* Raw data
[Begin]

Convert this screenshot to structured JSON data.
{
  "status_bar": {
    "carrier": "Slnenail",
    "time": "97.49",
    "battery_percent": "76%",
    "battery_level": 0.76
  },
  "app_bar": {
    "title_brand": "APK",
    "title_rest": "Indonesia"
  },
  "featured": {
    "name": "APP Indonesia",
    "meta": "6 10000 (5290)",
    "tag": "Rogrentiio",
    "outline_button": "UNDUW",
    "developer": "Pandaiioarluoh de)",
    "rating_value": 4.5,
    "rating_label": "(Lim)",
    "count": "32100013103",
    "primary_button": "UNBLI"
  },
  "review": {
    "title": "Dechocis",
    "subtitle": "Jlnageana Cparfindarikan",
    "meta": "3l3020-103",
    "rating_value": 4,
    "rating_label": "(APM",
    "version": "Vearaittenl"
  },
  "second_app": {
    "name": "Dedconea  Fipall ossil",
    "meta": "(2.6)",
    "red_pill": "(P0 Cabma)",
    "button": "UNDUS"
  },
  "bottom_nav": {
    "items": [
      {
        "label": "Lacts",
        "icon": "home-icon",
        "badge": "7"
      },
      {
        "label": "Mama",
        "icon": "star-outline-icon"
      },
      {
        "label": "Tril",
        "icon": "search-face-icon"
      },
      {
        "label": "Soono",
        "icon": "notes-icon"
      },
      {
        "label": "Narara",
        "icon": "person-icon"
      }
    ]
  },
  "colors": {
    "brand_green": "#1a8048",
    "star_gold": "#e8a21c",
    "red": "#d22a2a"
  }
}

[End]

* Task details
Make a verbatim copy of every entry shown above.

* Response to this exercise
Convert this screenshot to structured JSON data.
{
  "status_bar": {
    "carrier": "Slnenail",
    "time": "97.49",
    "battery_percent": "76%",
    "battery_level": 0.76
  },
  "app_bar": {
    "title_brand": "APK",
    "title_rest": "Indonesia"
  },
  "featured": {
    "name": "APP Indonesia",
    "meta": "6 10000 (5290)",
    "tag": "Rogrentiio",
    "outline_button": "UNDUW",
    "developer": "Pandaiioarluoh de)",
    "rating_value": 4.5,
    "rating_label": "(Lim)",
    "count": "32100013103",
    "primary_button": "UNBLI"
  },
  "review": {
    "title": "Dechocis",
    "subtitle": "Jlnageana Cparfindarikan",
    "meta": "3l3020-103",
    "rating_value": 4,
    "rating_label": "(APM",
    "version": "Vearaittenl"
  },
  "second_app": {
    "name": "Dedconea  Fipall ossil",
    "meta": "(2.6)",
    "red_pill": "(P0 Cabma)",
    "button": "UNDUS"
  },
  "bottom_nav": {
    "items": [
      {
        "label": "Lacts",
        "icon": "home-icon",
        "badge": "7"
      },
      {
        "label": "Mama",
        "icon": "star-outline-icon"
      },
      {
        "label": "Tril",
        "icon": "search-face-icon"
      },
      {
        "label": "Soono",
        "icon": "notes-icon"
      },
      {
        "label": "Narara",
        "icon": "person-icon"
      }
    ]
  },
  "colors": {
    "brand_green": "#1a8048",
    "star_gold": "#e8a21c",
    "red": "#d22a2a"
  }
}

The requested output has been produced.